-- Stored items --
________________________
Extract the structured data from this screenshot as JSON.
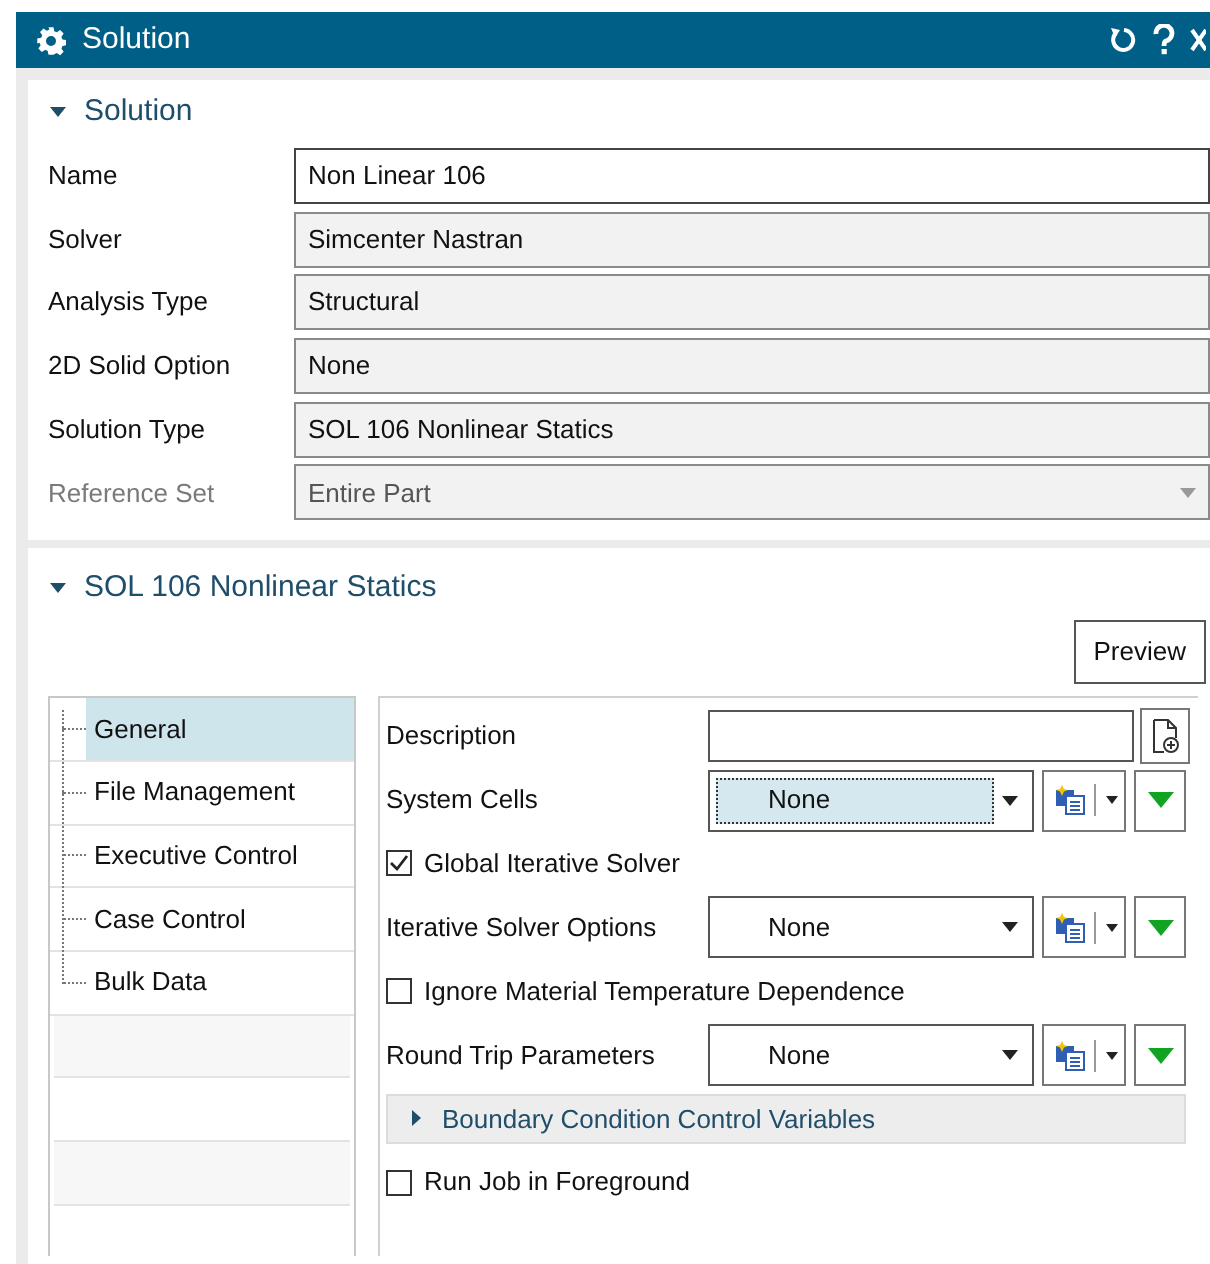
{
  "window": {
    "title": "Solution"
  },
  "solution_section": {
    "title": "Solution",
    "expanded": true,
    "fields": [
      {
        "label": "Name",
        "value": "Non Linear 106",
        "kind": "input",
        "disabled": false
      },
      {
        "label": "Solver",
        "value": "Simcenter Nastran",
        "kind": "readonly",
        "disabled": false
      },
      {
        "label": "Analysis Type",
        "value": "Structural",
        "kind": "readonly",
        "disabled": false
      },
      {
        "label": "2D Solid Option",
        "value": "None",
        "kind": "readonly",
        "disabled": false
      },
      {
        "label": "Solution Type",
        "value": "SOL 106 Nonlinear Statics",
        "kind": "readonly",
        "disabled": false
      },
      {
        "label": "Reference Set",
        "value": "Entire Part",
        "kind": "dropdown",
        "disabled": true
      }
    ]
  },
  "sol_section": {
    "title": "SOL 106 Nonlinear Statics",
    "expanded": true,
    "preview_button": "Preview",
    "tree": [
      {
        "label": "General",
        "selected": true
      },
      {
        "label": "File Management",
        "selected": false
      },
      {
        "label": "Executive Control",
        "selected": false
      },
      {
        "label": "Case Control",
        "selected": false
      },
      {
        "label": "Bulk Data",
        "selected": false
      }
    ],
    "options": [
      {
        "kind": "text_field",
        "label": "Description"
      },
      {
        "kind": "selector",
        "label": "System Cells",
        "value": "None",
        "focused": true
      },
      {
        "kind": "checkbox",
        "label": "Global Iterative Solver",
        "checked": true
      },
      {
        "kind": "selector",
        "label": "Iterative Solver Options",
        "value": "None",
        "focused": false
      },
      {
        "kind": "checkbox",
        "label": "Ignore Material Temperature Dependence",
        "checked": false
      },
      {
        "kind": "selector",
        "label": "Round Trip Parameters",
        "value": "None",
        "focused": false
      },
      {
        "kind": "group",
        "label": "Boundary Condition Control Variables",
        "expanded": false
      },
      {
        "kind": "checkbox",
        "label": "Run Job in Foreground",
        "checked": false
      }
    ]
  }
}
________________________
-- Work order --
Looking at the records above, work out how many lines hold "Type" and write only that number.

-- Task output --
2